__Stated task__:
Type out all the records word for word. Any pictures are to be left out.
— Begin —
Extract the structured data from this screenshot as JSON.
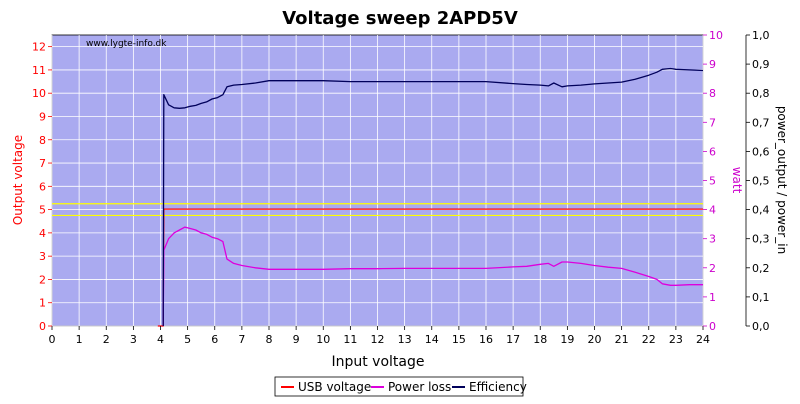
{
  "chart_data": {
    "type": "line",
    "title": "Voltage sweep 2APD5V",
    "xlabel": "Input voltage",
    "ylabel_left": "Output voltage",
    "ylabel_right1": "watt",
    "ylabel_right2": "power_output / power_in",
    "watermark": "www.lygte-info.dk",
    "xlim": [
      0,
      24
    ],
    "ylim_left": [
      0,
      12.5
    ],
    "ylim_right1": [
      0,
      10
    ],
    "ylim_right2": [
      0,
      1.0
    ],
    "x_ticks": [
      "0",
      "1",
      "2",
      "3",
      "4",
      "5",
      "6",
      "7",
      "8",
      "9",
      "10",
      "11",
      "12",
      "13",
      "14",
      "15",
      "16",
      "17",
      "18",
      "19",
      "20",
      "21",
      "22",
      "23",
      "24"
    ],
    "y_left_ticks": [
      "0",
      "1",
      "2",
      "3",
      "4",
      "5",
      "6",
      "7",
      "8",
      "9",
      "10",
      "11",
      "12"
    ],
    "y_right1_ticks": [
      "0",
      "1",
      "2",
      "3",
      "4",
      "5",
      "6",
      "7",
      "8",
      "9",
      "10"
    ],
    "y_right2_ticks": [
      "0,0",
      "0,1",
      "0,2",
      "0,3",
      "0,4",
      "0,5",
      "0,6",
      "0,7",
      "0,8",
      "0,9",
      "1,0"
    ],
    "grid": true,
    "legend_position": "bottom",
    "reference_lines": [
      {
        "axis": "left",
        "value": 5.25,
        "color": "#ffff00"
      },
      {
        "axis": "left",
        "value": 4.75,
        "color": "#ffff00"
      }
    ],
    "series": [
      {
        "name": "USB voltage",
        "axis": "left",
        "color": "#ff0000",
        "points": [
          [
            3.9,
            0.0
          ],
          [
            4.1,
            0.0
          ],
          [
            4.12,
            5.02
          ],
          [
            24,
            5.02
          ]
        ]
      },
      {
        "name": "Power loss",
        "axis": "right1",
        "color": "#dd00dd",
        "points": [
          [
            4.1,
            0.0
          ],
          [
            4.12,
            2.6
          ],
          [
            4.3,
            3.0
          ],
          [
            4.5,
            3.2
          ],
          [
            4.7,
            3.3
          ],
          [
            4.9,
            3.4
          ],
          [
            5.1,
            3.35
          ],
          [
            5.3,
            3.3
          ],
          [
            5.5,
            3.2
          ],
          [
            5.7,
            3.15
          ],
          [
            5.9,
            3.05
          ],
          [
            6.1,
            3.0
          ],
          [
            6.3,
            2.9
          ],
          [
            6.45,
            2.3
          ],
          [
            6.7,
            2.15
          ],
          [
            7.0,
            2.08
          ],
          [
            7.5,
            2.0
          ],
          [
            8.0,
            1.95
          ],
          [
            9,
            1.95
          ],
          [
            10,
            1.95
          ],
          [
            11,
            1.97
          ],
          [
            12,
            1.97
          ],
          [
            13,
            1.98
          ],
          [
            14,
            1.98
          ],
          [
            15,
            1.98
          ],
          [
            16,
            1.98
          ],
          [
            17,
            2.03
          ],
          [
            17.5,
            2.05
          ],
          [
            18,
            2.12
          ],
          [
            18.3,
            2.15
          ],
          [
            18.5,
            2.05
          ],
          [
            18.8,
            2.2
          ],
          [
            19.0,
            2.2
          ],
          [
            19.5,
            2.15
          ],
          [
            20,
            2.08
          ],
          [
            20.5,
            2.02
          ],
          [
            21,
            1.98
          ],
          [
            21.5,
            1.85
          ],
          [
            22,
            1.7
          ],
          [
            22.3,
            1.6
          ],
          [
            22.5,
            1.45
          ],
          [
            22.8,
            1.4
          ],
          [
            23,
            1.4
          ],
          [
            23.5,
            1.42
          ],
          [
            24,
            1.42
          ]
        ]
      },
      {
        "name": "Efficiency",
        "axis": "right2",
        "color": "#00005a",
        "points": [
          [
            4.1,
            0.0
          ],
          [
            4.12,
            0.795
          ],
          [
            4.3,
            0.76
          ],
          [
            4.5,
            0.75
          ],
          [
            4.7,
            0.748
          ],
          [
            4.9,
            0.75
          ],
          [
            5.1,
            0.755
          ],
          [
            5.3,
            0.758
          ],
          [
            5.5,
            0.765
          ],
          [
            5.7,
            0.77
          ],
          [
            5.9,
            0.78
          ],
          [
            6.1,
            0.785
          ],
          [
            6.3,
            0.795
          ],
          [
            6.45,
            0.822
          ],
          [
            6.7,
            0.828
          ],
          [
            7.0,
            0.83
          ],
          [
            7.5,
            0.835
          ],
          [
            8.0,
            0.843
          ],
          [
            9,
            0.843
          ],
          [
            10,
            0.843
          ],
          [
            11,
            0.84
          ],
          [
            12,
            0.84
          ],
          [
            13,
            0.84
          ],
          [
            14,
            0.84
          ],
          [
            15,
            0.84
          ],
          [
            16,
            0.84
          ],
          [
            17,
            0.833
          ],
          [
            17.5,
            0.83
          ],
          [
            18,
            0.828
          ],
          [
            18.3,
            0.825
          ],
          [
            18.5,
            0.835
          ],
          [
            18.8,
            0.822
          ],
          [
            19.0,
            0.825
          ],
          [
            19.5,
            0.828
          ],
          [
            20,
            0.832
          ],
          [
            20.5,
            0.835
          ],
          [
            21,
            0.838
          ],
          [
            21.5,
            0.848
          ],
          [
            22,
            0.862
          ],
          [
            22.3,
            0.872
          ],
          [
            22.5,
            0.882
          ],
          [
            22.8,
            0.885
          ],
          [
            23,
            0.882
          ],
          [
            23.5,
            0.88
          ],
          [
            24,
            0.878
          ]
        ]
      }
    ]
  }
}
— End —
__Task output__:
Extract the structured data from this screenshot as JSON.
{
  "chart_data": {
    "type": "line",
    "title": "Voltage sweep 2APD5V",
    "xlabel": "Input voltage",
    "ylabel_left": "Output voltage",
    "ylabel_right1": "watt",
    "ylabel_right2": "power_output / power_in",
    "watermark": "www.lygte-info.dk",
    "xlim": [
      0,
      24
    ],
    "ylim_left": [
      0,
      12.5
    ],
    "ylim_right1": [
      0,
      10
    ],
    "ylim_right2": [
      0,
      1.0
    ],
    "x_ticks": [
      "0",
      "1",
      "2",
      "3",
      "4",
      "5",
      "6",
      "7",
      "8",
      "9",
      "10",
      "11",
      "12",
      "13",
      "14",
      "15",
      "16",
      "17",
      "18",
      "19",
      "20",
      "21",
      "22",
      "23",
      "24"
    ],
    "y_left_ticks": [
      "0",
      "1",
      "2",
      "3",
      "4",
      "5",
      "6",
      "7",
      "8",
      "9",
      "10",
      "11",
      "12"
    ],
    "y_right1_ticks": [
      "0",
      "1",
      "2",
      "3",
      "4",
      "5",
      "6",
      "7",
      "8",
      "9",
      "10"
    ],
    "y_right2_ticks": [
      "0,0",
      "0,1",
      "0,2",
      "0,3",
      "0,4",
      "0,5",
      "0,6",
      "0,7",
      "0,8",
      "0,9",
      "1,0"
    ],
    "grid": true,
    "legend_position": "bottom",
    "reference_lines": [
      {
        "axis": "left",
        "value": 5.25,
        "color": "#ffff00"
      },
      {
        "axis": "left",
        "value": 4.75,
        "color": "#ffff00"
      }
    ],
    "series": [
      {
        "name": "USB voltage",
        "axis": "left",
        "color": "#ff0000",
        "points": [
          [
            3.9,
            0.0
          ],
          [
            4.1,
            0.0
          ],
          [
            4.12,
            5.02
          ],
          [
            24,
            5.02
          ]
        ]
      },
      {
        "name": "Power loss",
        "axis": "right1",
        "color": "#dd00dd",
        "points": [
          [
            4.1,
            0.0
          ],
          [
            4.12,
            2.6
          ],
          [
            4.3,
            3.0
          ],
          [
            4.5,
            3.2
          ],
          [
            4.7,
            3.3
          ],
          [
            4.9,
            3.4
          ],
          [
            5.1,
            3.35
          ],
          [
            5.3,
            3.3
          ],
          [
            5.5,
            3.2
          ],
          [
            5.7,
            3.15
          ],
          [
            5.9,
            3.05
          ],
          [
            6.1,
            3.0
          ],
          [
            6.3,
            2.9
          ],
          [
            6.45,
            2.3
          ],
          [
            6.7,
            2.15
          ],
          [
            7.0,
            2.08
          ],
          [
            7.5,
            2.0
          ],
          [
            8.0,
            1.95
          ],
          [
            9,
            1.95
          ],
          [
            10,
            1.95
          ],
          [
            11,
            1.97
          ],
          [
            12,
            1.97
          ],
          [
            13,
            1.98
          ],
          [
            14,
            1.98
          ],
          [
            15,
            1.98
          ],
          [
            16,
            1.98
          ],
          [
            17,
            2.03
          ],
          [
            17.5,
            2.05
          ],
          [
            18,
            2.12
          ],
          [
            18.3,
            2.15
          ],
          [
            18.5,
            2.05
          ],
          [
            18.8,
            2.2
          ],
          [
            19.0,
            2.2
          ],
          [
            19.5,
            2.15
          ],
          [
            20,
            2.08
          ],
          [
            20.5,
            2.02
          ],
          [
            21,
            1.98
          ],
          [
            21.5,
            1.85
          ],
          [
            22,
            1.7
          ],
          [
            22.3,
            1.6
          ],
          [
            22.5,
            1.45
          ],
          [
            22.8,
            1.4
          ],
          [
            23,
            1.4
          ],
          [
            23.5,
            1.42
          ],
          [
            24,
            1.42
          ]
        ]
      },
      {
        "name": "Efficiency",
        "axis": "right2",
        "color": "#00005a",
        "points": [
          [
            4.1,
            0.0
          ],
          [
            4.12,
            0.795
          ],
          [
            4.3,
            0.76
          ],
          [
            4.5,
            0.75
          ],
          [
            4.7,
            0.748
          ],
          [
            4.9,
            0.75
          ],
          [
            5.1,
            0.755
          ],
          [
            5.3,
            0.758
          ],
          [
            5.5,
            0.765
          ],
          [
            5.7,
            0.77
          ],
          [
            5.9,
            0.78
          ],
          [
            6.1,
            0.785
          ],
          [
            6.3,
            0.795
          ],
          [
            6.45,
            0.822
          ],
          [
            6.7,
            0.828
          ],
          [
            7.0,
            0.83
          ],
          [
            7.5,
            0.835
          ],
          [
            8.0,
            0.843
          ],
          [
            9,
            0.843
          ],
          [
            10,
            0.843
          ],
          [
            11,
            0.84
          ],
          [
            12,
            0.84
          ],
          [
            13,
            0.84
          ],
          [
            14,
            0.84
          ],
          [
            15,
            0.84
          ],
          [
            16,
            0.84
          ],
          [
            17,
            0.833
          ],
          [
            17.5,
            0.83
          ],
          [
            18,
            0.828
          ],
          [
            18.3,
            0.825
          ],
          [
            18.5,
            0.835
          ],
          [
            18.8,
            0.822
          ],
          [
            19.0,
            0.825
          ],
          [
            19.5,
            0.828
          ],
          [
            20,
            0.832
          ],
          [
            20.5,
            0.835
          ],
          [
            21,
            0.838
          ],
          [
            21.5,
            0.848
          ],
          [
            22,
            0.862
          ],
          [
            22.3,
            0.872
          ],
          [
            22.5,
            0.882
          ],
          [
            22.8,
            0.885
          ],
          [
            23,
            0.882
          ],
          [
            23.5,
            0.88
          ],
          [
            24,
            0.878
          ]
        ]
      }
    ]
  }
}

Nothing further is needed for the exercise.